# start of Information supplied

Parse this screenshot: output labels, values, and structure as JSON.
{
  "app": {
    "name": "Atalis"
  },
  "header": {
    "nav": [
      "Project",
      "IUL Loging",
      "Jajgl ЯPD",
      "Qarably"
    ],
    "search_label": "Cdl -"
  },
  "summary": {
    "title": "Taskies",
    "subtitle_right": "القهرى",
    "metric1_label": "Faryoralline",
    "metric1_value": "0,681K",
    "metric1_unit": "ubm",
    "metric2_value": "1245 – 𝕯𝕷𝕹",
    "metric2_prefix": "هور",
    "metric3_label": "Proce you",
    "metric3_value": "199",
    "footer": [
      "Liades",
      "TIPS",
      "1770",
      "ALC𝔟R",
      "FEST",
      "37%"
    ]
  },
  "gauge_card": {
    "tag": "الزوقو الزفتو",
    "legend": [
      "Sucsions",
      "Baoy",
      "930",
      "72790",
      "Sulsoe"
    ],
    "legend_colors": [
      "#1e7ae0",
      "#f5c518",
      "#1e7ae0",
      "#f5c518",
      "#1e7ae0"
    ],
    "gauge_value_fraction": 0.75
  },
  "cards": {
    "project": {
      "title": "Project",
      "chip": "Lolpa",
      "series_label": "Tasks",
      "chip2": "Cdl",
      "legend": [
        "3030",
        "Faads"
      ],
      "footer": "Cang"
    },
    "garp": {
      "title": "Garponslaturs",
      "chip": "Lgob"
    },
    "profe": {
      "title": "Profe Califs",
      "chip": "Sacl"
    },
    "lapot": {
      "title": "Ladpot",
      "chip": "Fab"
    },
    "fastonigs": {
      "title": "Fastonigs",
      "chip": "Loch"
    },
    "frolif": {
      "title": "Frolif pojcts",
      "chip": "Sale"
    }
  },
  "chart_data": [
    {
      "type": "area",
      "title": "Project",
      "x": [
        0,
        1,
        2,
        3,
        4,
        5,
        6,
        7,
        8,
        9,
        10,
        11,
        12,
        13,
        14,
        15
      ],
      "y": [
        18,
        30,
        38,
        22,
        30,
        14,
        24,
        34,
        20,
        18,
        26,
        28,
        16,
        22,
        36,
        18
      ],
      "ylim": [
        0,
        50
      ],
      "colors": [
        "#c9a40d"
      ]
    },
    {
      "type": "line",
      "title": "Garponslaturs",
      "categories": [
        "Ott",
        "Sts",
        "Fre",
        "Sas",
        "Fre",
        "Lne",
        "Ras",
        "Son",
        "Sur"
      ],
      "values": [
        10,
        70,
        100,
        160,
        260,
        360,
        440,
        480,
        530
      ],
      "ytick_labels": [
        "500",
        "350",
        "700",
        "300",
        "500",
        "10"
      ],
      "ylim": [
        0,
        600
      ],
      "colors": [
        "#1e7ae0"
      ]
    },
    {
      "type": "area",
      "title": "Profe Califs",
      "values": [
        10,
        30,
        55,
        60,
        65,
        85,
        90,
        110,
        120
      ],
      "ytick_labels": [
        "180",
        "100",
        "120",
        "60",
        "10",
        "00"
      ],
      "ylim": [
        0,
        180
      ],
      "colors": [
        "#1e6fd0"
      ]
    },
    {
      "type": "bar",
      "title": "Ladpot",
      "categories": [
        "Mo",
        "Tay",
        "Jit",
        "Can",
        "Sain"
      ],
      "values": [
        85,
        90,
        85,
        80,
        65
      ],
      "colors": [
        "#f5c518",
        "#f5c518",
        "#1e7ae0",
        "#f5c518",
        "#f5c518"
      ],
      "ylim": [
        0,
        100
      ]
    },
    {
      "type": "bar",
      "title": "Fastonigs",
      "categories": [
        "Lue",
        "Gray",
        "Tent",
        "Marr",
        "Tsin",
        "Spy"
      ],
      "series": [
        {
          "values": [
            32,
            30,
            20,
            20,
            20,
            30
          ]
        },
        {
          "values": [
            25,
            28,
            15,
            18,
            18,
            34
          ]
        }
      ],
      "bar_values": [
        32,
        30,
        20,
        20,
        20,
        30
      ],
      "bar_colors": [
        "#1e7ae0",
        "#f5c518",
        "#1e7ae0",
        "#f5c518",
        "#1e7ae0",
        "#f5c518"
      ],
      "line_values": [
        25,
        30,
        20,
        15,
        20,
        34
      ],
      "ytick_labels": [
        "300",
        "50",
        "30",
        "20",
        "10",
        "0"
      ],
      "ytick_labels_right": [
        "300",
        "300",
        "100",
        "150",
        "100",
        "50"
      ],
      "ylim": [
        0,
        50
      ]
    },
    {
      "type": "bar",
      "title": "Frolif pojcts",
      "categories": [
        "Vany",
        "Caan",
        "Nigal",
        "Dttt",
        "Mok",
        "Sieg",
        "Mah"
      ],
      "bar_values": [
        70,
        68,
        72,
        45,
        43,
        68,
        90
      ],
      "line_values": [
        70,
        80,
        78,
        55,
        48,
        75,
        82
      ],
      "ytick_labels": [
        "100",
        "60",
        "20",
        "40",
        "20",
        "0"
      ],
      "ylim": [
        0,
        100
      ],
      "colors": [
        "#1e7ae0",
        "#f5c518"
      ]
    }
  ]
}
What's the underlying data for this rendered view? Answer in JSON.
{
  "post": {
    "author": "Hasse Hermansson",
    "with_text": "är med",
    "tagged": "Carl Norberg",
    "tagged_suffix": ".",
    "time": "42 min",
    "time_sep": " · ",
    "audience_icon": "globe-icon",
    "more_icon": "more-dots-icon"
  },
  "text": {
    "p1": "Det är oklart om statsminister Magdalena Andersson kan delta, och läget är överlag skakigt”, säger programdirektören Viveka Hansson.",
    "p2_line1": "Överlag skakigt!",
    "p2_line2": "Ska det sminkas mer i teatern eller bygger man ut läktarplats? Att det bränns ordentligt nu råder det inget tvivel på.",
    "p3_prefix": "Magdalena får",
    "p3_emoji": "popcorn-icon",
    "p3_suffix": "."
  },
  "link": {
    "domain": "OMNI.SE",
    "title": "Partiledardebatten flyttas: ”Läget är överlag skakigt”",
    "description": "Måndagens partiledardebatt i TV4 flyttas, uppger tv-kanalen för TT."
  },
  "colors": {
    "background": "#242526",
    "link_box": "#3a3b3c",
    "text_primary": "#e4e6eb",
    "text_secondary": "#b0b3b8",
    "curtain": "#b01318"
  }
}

# end of Information supplied

◆ Work to complete
Every entry should be output exactly as written, please.

◆ The result
Parse this screenshot: output labels, values, and structure as JSON.
{
  "app": {
    "name": "Atalis"
  },
  "header": {
    "nav": [
      "Project",
      "IUL Loging",
      "Jajgl ЯPD",
      "Qarably"
    ],
    "search_label": "Cdl -"
  },
  "summary": {
    "title": "Taskies",
    "subtitle_right": "القهرى",
    "metric1_label": "Faryoralline",
    "metric1_value": "0,681K",
    "metric1_unit": "ubm",
    "metric2_value": "1245 – 𝕯𝕷𝕹",
    "metric2_prefix": "هور",
    "metric3_label": "Proce you",
    "metric3_value": "199",
    "footer": [
      "Liades",
      "TIPS",
      "1770",
      "ALC𝔟R",
      "FEST",
      "37%"
    ]
  },
  "gauge_card": {
    "tag": "الزوقو الزفتو",
    "legend": [
      "Sucsions",
      "Baoy",
      "930",
      "72790",
      "Sulsoe"
    ],
    "legend_colors": [
      "#1e7ae0",
      "#f5c518",
      "#1e7ae0",
      "#f5c518",
      "#1e7ae0"
    ],
    "gauge_value_fraction": 0.75
  },
  "cards": {
    "project": {
      "title": "Project",
      "chip": "Lolpa",
      "series_label": "Tasks",
      "chip2": "Cdl",
      "legend": [
        "3030",
        "Faads"
      ],
      "footer": "Cang"
    },
    "garp": {
      "title": "Garponslaturs",
      "chip": "Lgob"
    },
    "profe": {
      "title": "Profe Califs",
      "chip": "Sacl"
    },
    "lapot": {
      "title": "Ladpot",
      "chip": "Fab"
    },
    "fastonigs": {
      "title": "Fastonigs",
      "chip": "Loch"
    },
    "frolif": {
      "title": "Frolif pojcts",
      "chip": "Sale"
    }
  },
  "chart_data": [
    {
      "type": "area",
      "title": "Project",
      "x": [
        0,
        1,
        2,
        3,
        4,
        5,
        6,
        7,
        8,
        9,
        10,
        11,
        12,
        13,
        14,
        15
      ],
      "y": [
        18,
        30,
        38,
        22,
        30,
        14,
        24,
        34,
        20,
        18,
        26,
        28,
        16,
        22,
        36,
        18
      ],
      "ylim": [
        0,
        50
      ],
      "colors": [
        "#c9a40d"
      ]
    },
    {
      "type": "line",
      "title": "Garponslaturs",
      "categories": [
        "Ott",
        "Sts",
        "Fre",
        "Sas",
        "Fre",
        "Lne",
        "Ras",
        "Son",
        "Sur"
      ],
      "values": [
        10,
        70,
        100,
        160,
        260,
        360,
        440,
        480,
        530
      ],
      "ytick_labels": [
        "500",
        "350",
        "700",
        "300",
        "500",
        "10"
      ],
      "ylim": [
        0,
        600
      ],
      "colors": [
        "#1e7ae0"
      ]
    },
    {
      "type": "area",
      "title": "Profe Califs",
      "values": [
        10,
        30,
        55,
        60,
        65,
        85,
        90,
        110,
        120
      ],
      "ytick_labels": [
        "180",
        "100",
        "120",
        "60",
        "10",
        "00"
      ],
      "ylim": [
        0,
        180
      ],
      "colors": [
        "#1e6fd0"
      ]
    },
    {
      "type": "bar",
      "title": "Ladpot",
      "categories": [
        "Mo",
        "Tay",
        "Jit",
        "Can",
        "Sain"
      ],
      "values": [
        85,
        90,
        85,
        80,
        65
      ],
      "colors": [
        "#f5c518",
        "#f5c518",
        "#1e7ae0",
        "#f5c518",
        "#f5c518"
      ],
      "ylim": [
        0,
        100
      ]
    },
    {
      "type": "bar",
      "title": "Fastonigs",
      "categories": [
        "Lue",
        "Gray",
        "Tent",
        "Marr",
        "Tsin",
        "Spy"
      ],
      "series": [
        {
          "values": [
            32,
            30,
            20,
            20,
            20,
            30
          ]
        },
        {
          "values": [
            25,
            28,
            15,
            18,
            18,
            34
          ]
        }
      ],
      "bar_values": [
        32,
        30,
        20,
        20,
        20,
        30
      ],
      "bar_colors": [
        "#1e7ae0",
        "#f5c518",
        "#1e7ae0",
        "#f5c518",
        "#1e7ae0",
        "#f5c518"
      ],
      "line_values": [
        25,
        30,
        20,
        15,
        20,
        34
      ],
      "ytick_labels": [
        "300",
        "50",
        "30",
        "20",
        "10",
        "0"
      ],
      "ytick_labels_right": [
        "300",
        "300",
        "100",
        "150",
        "100",
        "50"
      ],
      "ylim": [
        0,
        50
      ]
    },
    {
      "type": "bar",
      "title": "Frolif pojcts",
      "categories": [
        "Vany",
        "Caan",
        "Nigal",
        "Dttt",
        "Mok",
        "Sieg",
        "Mah"
      ],
      "bar_values": [
        70,
        68,
        72,
        45,
        43,
        68,
        90
      ],
      "line_values": [
        70,
        80,
        78,
        55,
        48,
        75,
        82
      ],
      "ytick_labels": [
        "100",
        "60",
        "20",
        "40",
        "20",
        "0"
      ],
      "ylim": [
        0,
        100
      ],
      "colors": [
        "#1e7ae0",
        "#f5c518"
      ]
    }
  ]
}
What's the underlying data for this rendered view? Answer in JSON.
{
  "post": {
    "author": "Hasse Hermansson",
    "with_text": "är med",
    "tagged": "Carl Norberg",
    "tagged_suffix": ".",
    "time": "42 min",
    "time_sep": " · ",
    "audience_icon": "globe-icon",
    "more_icon": "more-dots-icon"
  },
  "text": {
    "p1": "Det är oklart om statsminister Magdalena Andersson kan delta, och läget är överlag skakigt”, säger programdirektören Viveka Hansson.",
    "p2_line1": "Överlag skakigt!",
    "p2_line2": "Ska det sminkas mer i teatern eller bygger man ut läktarplats? Att det bränns ordentligt nu råder det inget tvivel på.",
    "p3_prefix": "Magdalena får",
    "p3_emoji": "popcorn-icon",
    "p3_suffix": "."
  },
  "link": {
    "domain": "OMNI.SE",
    "title": "Partiledardebatten flyttas: ”Läget är överlag skakigt”",
    "description": "Måndagens partiledardebatt i TV4 flyttas, uppger tv-kanalen för TT."
  },
  "colors": {
    "background": "#242526",
    "link_box": "#3a3b3c",
    "text_primary": "#e4e6eb",
    "text_secondary": "#b0b3b8",
    "curtain": "#b01318"
  }
}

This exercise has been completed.